--- Requirements ---
Would you quote the material below in full and unchanged?
--- start of Exercise data ---
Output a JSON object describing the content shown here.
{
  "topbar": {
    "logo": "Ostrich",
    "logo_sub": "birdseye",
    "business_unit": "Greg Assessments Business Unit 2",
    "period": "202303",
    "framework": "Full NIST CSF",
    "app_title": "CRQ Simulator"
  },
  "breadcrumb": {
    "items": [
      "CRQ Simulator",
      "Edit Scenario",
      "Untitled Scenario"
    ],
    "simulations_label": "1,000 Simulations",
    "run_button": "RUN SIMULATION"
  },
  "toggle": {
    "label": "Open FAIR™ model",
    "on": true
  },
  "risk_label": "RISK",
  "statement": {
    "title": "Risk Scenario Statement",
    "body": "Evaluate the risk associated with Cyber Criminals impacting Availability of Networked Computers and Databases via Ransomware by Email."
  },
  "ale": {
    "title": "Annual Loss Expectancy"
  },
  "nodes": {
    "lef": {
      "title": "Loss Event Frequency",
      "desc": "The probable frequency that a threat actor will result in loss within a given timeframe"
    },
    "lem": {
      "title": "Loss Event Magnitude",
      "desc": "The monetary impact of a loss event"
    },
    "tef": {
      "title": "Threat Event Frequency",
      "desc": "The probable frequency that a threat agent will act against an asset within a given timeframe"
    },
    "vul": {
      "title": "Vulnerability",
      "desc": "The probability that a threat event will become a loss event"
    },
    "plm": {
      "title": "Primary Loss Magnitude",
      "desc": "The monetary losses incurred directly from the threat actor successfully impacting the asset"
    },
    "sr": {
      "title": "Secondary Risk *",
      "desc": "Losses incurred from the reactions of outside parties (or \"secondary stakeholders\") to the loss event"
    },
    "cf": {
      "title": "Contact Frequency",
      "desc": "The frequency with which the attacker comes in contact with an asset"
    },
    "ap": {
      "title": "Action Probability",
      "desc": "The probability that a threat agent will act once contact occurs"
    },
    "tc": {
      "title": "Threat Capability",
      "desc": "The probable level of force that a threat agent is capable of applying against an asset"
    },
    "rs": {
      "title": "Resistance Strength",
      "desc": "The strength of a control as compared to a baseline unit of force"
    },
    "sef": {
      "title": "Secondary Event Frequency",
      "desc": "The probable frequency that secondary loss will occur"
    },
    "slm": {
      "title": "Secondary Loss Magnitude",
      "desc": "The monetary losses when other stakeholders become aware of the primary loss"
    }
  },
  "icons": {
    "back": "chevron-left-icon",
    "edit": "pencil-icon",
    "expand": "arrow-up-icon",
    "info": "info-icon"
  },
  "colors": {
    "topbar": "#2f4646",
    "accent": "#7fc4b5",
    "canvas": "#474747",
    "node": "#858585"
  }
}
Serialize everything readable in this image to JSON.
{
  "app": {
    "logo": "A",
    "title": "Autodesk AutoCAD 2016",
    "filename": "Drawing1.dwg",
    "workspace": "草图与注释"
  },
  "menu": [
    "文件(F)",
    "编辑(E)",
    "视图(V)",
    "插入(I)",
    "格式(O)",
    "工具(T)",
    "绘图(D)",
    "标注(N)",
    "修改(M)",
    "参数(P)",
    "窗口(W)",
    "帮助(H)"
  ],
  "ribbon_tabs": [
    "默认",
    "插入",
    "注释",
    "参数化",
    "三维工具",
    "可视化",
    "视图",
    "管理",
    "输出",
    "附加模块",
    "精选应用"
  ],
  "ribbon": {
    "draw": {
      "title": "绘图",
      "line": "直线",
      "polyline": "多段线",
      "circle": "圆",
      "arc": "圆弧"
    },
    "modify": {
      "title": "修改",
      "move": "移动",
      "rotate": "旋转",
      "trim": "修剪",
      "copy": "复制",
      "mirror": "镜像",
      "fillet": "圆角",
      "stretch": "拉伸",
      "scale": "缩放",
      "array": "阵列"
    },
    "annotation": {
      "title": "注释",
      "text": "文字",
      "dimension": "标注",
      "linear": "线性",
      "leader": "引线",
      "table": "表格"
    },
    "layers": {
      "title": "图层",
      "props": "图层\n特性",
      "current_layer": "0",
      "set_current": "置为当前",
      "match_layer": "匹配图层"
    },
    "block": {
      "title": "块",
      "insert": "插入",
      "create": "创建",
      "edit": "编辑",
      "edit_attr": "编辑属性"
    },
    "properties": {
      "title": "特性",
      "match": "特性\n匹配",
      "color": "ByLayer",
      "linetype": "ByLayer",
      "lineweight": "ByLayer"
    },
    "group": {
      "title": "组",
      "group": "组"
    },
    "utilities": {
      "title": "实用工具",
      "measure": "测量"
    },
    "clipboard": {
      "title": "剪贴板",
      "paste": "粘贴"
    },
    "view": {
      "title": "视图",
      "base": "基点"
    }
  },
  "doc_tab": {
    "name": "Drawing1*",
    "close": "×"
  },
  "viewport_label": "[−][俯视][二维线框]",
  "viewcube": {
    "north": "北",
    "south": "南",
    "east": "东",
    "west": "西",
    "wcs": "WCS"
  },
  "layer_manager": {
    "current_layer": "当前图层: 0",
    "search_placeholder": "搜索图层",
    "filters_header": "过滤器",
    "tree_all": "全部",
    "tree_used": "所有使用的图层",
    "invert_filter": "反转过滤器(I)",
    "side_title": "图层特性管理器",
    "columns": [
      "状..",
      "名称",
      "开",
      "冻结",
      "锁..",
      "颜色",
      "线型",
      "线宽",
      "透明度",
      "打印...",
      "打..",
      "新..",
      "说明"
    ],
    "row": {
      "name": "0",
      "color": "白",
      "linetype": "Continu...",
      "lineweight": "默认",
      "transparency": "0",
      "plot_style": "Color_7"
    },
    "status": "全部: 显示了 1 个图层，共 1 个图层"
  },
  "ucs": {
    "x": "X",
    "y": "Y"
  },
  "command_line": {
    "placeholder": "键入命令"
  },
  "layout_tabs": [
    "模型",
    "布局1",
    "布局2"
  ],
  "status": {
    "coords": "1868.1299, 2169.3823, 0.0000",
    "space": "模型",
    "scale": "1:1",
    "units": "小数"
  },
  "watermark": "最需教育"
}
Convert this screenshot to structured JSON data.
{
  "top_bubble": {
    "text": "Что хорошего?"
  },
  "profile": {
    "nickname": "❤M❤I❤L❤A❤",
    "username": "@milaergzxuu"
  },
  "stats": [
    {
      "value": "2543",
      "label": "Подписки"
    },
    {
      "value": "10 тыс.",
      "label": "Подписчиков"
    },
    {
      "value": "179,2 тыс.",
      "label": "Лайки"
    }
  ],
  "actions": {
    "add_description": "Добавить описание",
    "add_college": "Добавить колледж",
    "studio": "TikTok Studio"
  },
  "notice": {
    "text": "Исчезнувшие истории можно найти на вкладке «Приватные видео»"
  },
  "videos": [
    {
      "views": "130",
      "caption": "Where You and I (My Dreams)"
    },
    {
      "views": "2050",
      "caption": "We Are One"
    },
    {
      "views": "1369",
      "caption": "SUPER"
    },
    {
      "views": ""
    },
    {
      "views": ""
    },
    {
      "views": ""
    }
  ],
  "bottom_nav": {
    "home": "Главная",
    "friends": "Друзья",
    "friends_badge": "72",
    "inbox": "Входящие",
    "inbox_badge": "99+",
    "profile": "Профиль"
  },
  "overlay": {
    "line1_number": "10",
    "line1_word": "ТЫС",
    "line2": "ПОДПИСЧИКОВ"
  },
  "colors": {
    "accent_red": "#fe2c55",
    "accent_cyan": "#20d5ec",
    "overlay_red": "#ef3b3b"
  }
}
--- end of Exercise data ---
--- Exercise solution ---
Output a JSON object describing the content shown here.
{
  "topbar": {
    "logo": "Ostrich",
    "logo_sub": "birdseye",
    "business_unit": "Greg Assessments Business Unit 2",
    "period": "202303",
    "framework": "Full NIST CSF",
    "app_title": "CRQ Simulator"
  },
  "breadcrumb": {
    "items": [
      "CRQ Simulator",
      "Edit Scenario",
      "Untitled Scenario"
    ],
    "simulations_label": "1,000 Simulations",
    "run_button": "RUN SIMULATION"
  },
  "toggle": {
    "label": "Open FAIR™ model",
    "on": true
  },
  "risk_label": "RISK",
  "statement": {
    "title": "Risk Scenario Statement",
    "body": "Evaluate the risk associated with Cyber Criminals impacting Availability of Networked Computers and Databases via Ransomware by Email."
  },
  "ale": {
    "title": "Annual Loss Expectancy"
  },
  "nodes": {
    "lef": {
      "title": "Loss Event Frequency",
      "desc": "The probable frequency that a threat actor will result in loss within a given timeframe"
    },
    "lem": {
      "title": "Loss Event Magnitude",
      "desc": "The monetary impact of a loss event"
    },
    "tef": {
      "title": "Threat Event Frequency",
      "desc": "The probable frequency that a threat agent will act against an asset within a given timeframe"
    },
    "vul": {
      "title": "Vulnerability",
      "desc": "The probability that a threat event will become a loss event"
    },
    "plm": {
      "title": "Primary Loss Magnitude",
      "desc": "The monetary losses incurred directly from the threat actor successfully impacting the asset"
    },
    "sr": {
      "title": "Secondary Risk *",
      "desc": "Losses incurred from the reactions of outside parties (or \"secondary stakeholders\") to the loss event"
    },
    "cf": {
      "title": "Contact Frequency",
      "desc": "The frequency with which the attacker comes in contact with an asset"
    },
    "ap": {
      "title": "Action Probability",
      "desc": "The probability that a threat agent will act once contact occurs"
    },
    "tc": {
      "title": "Threat Capability",
      "desc": "The probable level of force that a threat agent is capable of applying against an asset"
    },
    "rs": {
      "title": "Resistance Strength",
      "desc": "The strength of a control as compared to a baseline unit of force"
    },
    "sef": {
      "title": "Secondary Event Frequency",
      "desc": "The probable frequency that secondary loss will occur"
    },
    "slm": {
      "title": "Secondary Loss Magnitude",
      "desc": "The monetary losses when other stakeholders become aware of the primary loss"
    }
  },
  "icons": {
    "back": "chevron-left-icon",
    "edit": "pencil-icon",
    "expand": "arrow-up-icon",
    "info": "info-icon"
  },
  "colors": {
    "topbar": "#2f4646",
    "accent": "#7fc4b5",
    "canvas": "#474747",
    "node": "#858585"
  }
}
Serialize everything readable in this image to JSON.
{
  "app": {
    "logo": "A",
    "title": "Autodesk AutoCAD 2016",
    "filename": "Drawing1.dwg",
    "workspace": "草图与注释"
  },
  "menu": [
    "文件(F)",
    "编辑(E)",
    "视图(V)",
    "插入(I)",
    "格式(O)",
    "工具(T)",
    "绘图(D)",
    "标注(N)",
    "修改(M)",
    "参数(P)",
    "窗口(W)",
    "帮助(H)"
  ],
  "ribbon_tabs": [
    "默认",
    "插入",
    "注释",
    "参数化",
    "三维工具",
    "可视化",
    "视图",
    "管理",
    "输出",
    "附加模块",
    "精选应用"
  ],
  "ribbon": {
    "draw": {
      "title": "绘图",
      "line": "直线",
      "polyline": "多段线",
      "circle": "圆",
      "arc": "圆弧"
    },
    "modify": {
      "title": "修改",
      "move": "移动",
      "rotate": "旋转",
      "trim": "修剪",
      "copy": "复制",
      "mirror": "镜像",
      "fillet": "圆角",
      "stretch": "拉伸",
      "scale": "缩放",
      "array": "阵列"
    },
    "annotation": {
      "title": "注释",
      "text": "文字",
      "dimension": "标注",
      "linear": "线性",
      "leader": "引线",
      "table": "表格"
    },
    "layers": {
      "title": "图层",
      "props": "图层\n特性",
      "current_layer": "0",
      "set_current": "置为当前",
      "match_layer": "匹配图层"
    },
    "block": {
      "title": "块",
      "insert": "插入",
      "create": "创建",
      "edit": "编辑",
      "edit_attr": "编辑属性"
    },
    "properties": {
      "title": "特性",
      "match": "特性\n匹配",
      "color": "ByLayer",
      "linetype": "ByLayer",
      "lineweight": "ByLayer"
    },
    "group": {
      "title": "组",
      "group": "组"
    },
    "utilities": {
      "title": "实用工具",
      "measure": "测量"
    },
    "clipboard": {
      "title": "剪贴板",
      "paste": "粘贴"
    },
    "view": {
      "title": "视图",
      "base": "基点"
    }
  },
  "doc_tab": {
    "name": "Drawing1*",
    "close": "×"
  },
  "viewport_label": "[−][俯视][二维线框]",
  "viewcube": {
    "north": "北",
    "south": "南",
    "east": "东",
    "west": "西",
    "wcs": "WCS"
  },
  "layer_manager": {
    "current_layer": "当前图层: 0",
    "search_placeholder": "搜索图层",
    "filters_header": "过滤器",
    "tree_all": "全部",
    "tree_used": "所有使用的图层",
    "invert_filter": "反转过滤器(I)",
    "side_title": "图层特性管理器",
    "columns": [
      "状..",
      "名称",
      "开",
      "冻结",
      "锁..",
      "颜色",
      "线型",
      "线宽",
      "透明度",
      "打印...",
      "打..",
      "新..",
      "说明"
    ],
    "row": {
      "name": "0",
      "color": "白",
      "linetype": "Continu...",
      "lineweight": "默认",
      "transparency": "0",
      "plot_style": "Color_7"
    },
    "status": "全部: 显示了 1 个图层，共 1 个图层"
  },
  "ucs": {
    "x": "X",
    "y": "Y"
  },
  "command_line": {
    "placeholder": "键入命令"
  },
  "layout_tabs": [
    "模型",
    "布局1",
    "布局2"
  ],
  "status": {
    "coords": "1868.1299, 2169.3823, 0.0000",
    "space": "模型",
    "scale": "1:1",
    "units": "小数"
  },
  "watermark": "最需教育"
}
Convert this screenshot to structured JSON data.
{
  "top_bubble": {
    "text": "Что хорошего?"
  },
  "profile": {
    "nickname": "❤M❤I❤L❤A❤",
    "username": "@milaergzxuu"
  },
  "stats": [
    {
      "value": "2543",
      "label": "Подписки"
    },
    {
      "value": "10 тыс.",
      "label": "Подписчиков"
    },
    {
      "value": "179,2 тыс.",
      "label": "Лайки"
    }
  ],
  "actions": {
    "add_description": "Добавить описание",
    "add_college": "Добавить колледж",
    "studio": "TikTok Studio"
  },
  "notice": {
    "text": "Исчезнувшие истории можно найти на вкладке «Приватные видео»"
  },
  "videos": [
    {
      "views": "130",
      "caption": "Where You and I (My Dreams)"
    },
    {
      "views": "2050",
      "caption": "We Are One"
    },
    {
      "views": "1369",
      "caption": "SUPER"
    },
    {
      "views": ""
    },
    {
      "views": ""
    },
    {
      "views": ""
    }
  ],
  "bottom_nav": {
    "home": "Главная",
    "friends": "Друзья",
    "friends_badge": "72",
    "inbox": "Входящие",
    "inbox_badge": "99+",
    "profile": "Профиль"
  },
  "overlay": {
    "line1_number": "10",
    "line1_word": "ТЫС",
    "line2": "ПОДПИСЧИКОВ"
  },
  "colors": {
    "accent_red": "#fe2c55",
    "accent_cyan": "#20d5ec",
    "overlay_red": "#ef3b3b"
  }
}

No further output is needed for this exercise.